• _What needs to be done_
Retype the records that come next, word for word.

■ ■ ■

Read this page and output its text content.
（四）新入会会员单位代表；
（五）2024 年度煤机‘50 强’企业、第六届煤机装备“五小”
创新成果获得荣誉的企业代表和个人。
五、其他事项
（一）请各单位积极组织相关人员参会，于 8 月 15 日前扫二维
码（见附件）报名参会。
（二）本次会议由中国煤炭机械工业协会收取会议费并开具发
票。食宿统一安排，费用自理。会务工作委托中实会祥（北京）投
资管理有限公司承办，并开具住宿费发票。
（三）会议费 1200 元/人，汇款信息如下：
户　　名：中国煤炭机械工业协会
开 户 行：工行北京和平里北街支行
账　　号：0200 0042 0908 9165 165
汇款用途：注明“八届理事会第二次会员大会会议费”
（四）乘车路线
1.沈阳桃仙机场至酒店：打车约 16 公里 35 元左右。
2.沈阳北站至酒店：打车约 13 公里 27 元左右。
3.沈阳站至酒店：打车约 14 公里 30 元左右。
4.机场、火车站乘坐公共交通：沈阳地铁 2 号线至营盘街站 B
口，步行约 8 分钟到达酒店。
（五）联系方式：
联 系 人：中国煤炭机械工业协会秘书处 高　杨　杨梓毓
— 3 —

■ ■ ■

• _Solution_
Read this page and output its text content.
（四）新入会会员单位代表；
（五）2024 年度煤机‘50 强’企业、第六届煤机装备“五小”
创新成果获得荣誉的企业代表和个人。
五、其他事项
（一）请各单位积极组织相关人员参会，于 8 月 15 日前扫二维
码（见附件）报名参会。
（二）本次会议由中国煤炭机械工业协会收取会议费并开具发
票。食宿统一安排，费用自理。会务工作委托中实会祥（北京）投
资管理有限公司承办，并开具住宿费发票。
（三）会议费 1200 元/人，汇款信息如下：
户　　名：中国煤炭机械工业协会
开 户 行：工行北京和平里北街支行
账　　号：0200 0042 0908 9165 165
汇款用途：注明“八届理事会第二次会员大会会议费”
（四）乘车路线
1.沈阳桃仙机场至酒店：打车约 16 公里 35 元左右。
2.沈阳北站至酒店：打车约 13 公里 27 元左右。
3.沈阳站至酒店：打车约 14 公里 30 元左右。
4.机场、火车站乘坐公共交通：沈阳地铁 2 号线至营盘街站 B
口，步行约 8 分钟到达酒店。
（五）联系方式：
联 系 人：中国煤炭机械工业协会秘书处 高　杨　杨梓毓
— 3 —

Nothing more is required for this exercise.